- _WHAT TO PRODUCE_: Copy out every record below with complete accuracy.

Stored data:
═══
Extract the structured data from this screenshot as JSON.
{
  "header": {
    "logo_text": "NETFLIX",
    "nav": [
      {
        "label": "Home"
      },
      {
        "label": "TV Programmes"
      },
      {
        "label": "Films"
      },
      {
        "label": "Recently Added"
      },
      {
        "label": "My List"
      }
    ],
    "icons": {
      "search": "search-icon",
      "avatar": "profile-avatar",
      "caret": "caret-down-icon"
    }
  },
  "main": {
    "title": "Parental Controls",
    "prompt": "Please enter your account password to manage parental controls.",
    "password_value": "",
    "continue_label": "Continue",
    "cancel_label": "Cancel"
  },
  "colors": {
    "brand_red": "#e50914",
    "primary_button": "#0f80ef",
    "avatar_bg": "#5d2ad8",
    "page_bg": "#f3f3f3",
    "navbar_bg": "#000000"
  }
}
═══
- _EXERCISE RESPONSE_:
Extract the structured data from this screenshot as JSON.
{
  "header": {
    "logo_text": "NETFLIX",
    "nav": [
      {
        "label": "Home"
      },
      {
        "label": "TV Programmes"
      },
      {
        "label": "Films"
      },
      {
        "label": "Recently Added"
      },
      {
        "label": "My List"
      }
    ],
    "icons": {
      "search": "search-icon",
      "avatar": "profile-avatar",
      "caret": "caret-down-icon"
    }
  },
  "main": {
    "title": "Parental Controls",
    "prompt": "Please enter your account password to manage parental controls.",
    "password_value": "",
    "continue_label": "Continue",
    "cancel_label": "Cancel"
  },
  "colors": {
    "brand_red": "#e50914",
    "primary_button": "#0f80ef",
    "avatar_bg": "#5d2ad8",
    "page_bg": "#f3f3f3",
    "navbar_bg": "#000000"
  }
}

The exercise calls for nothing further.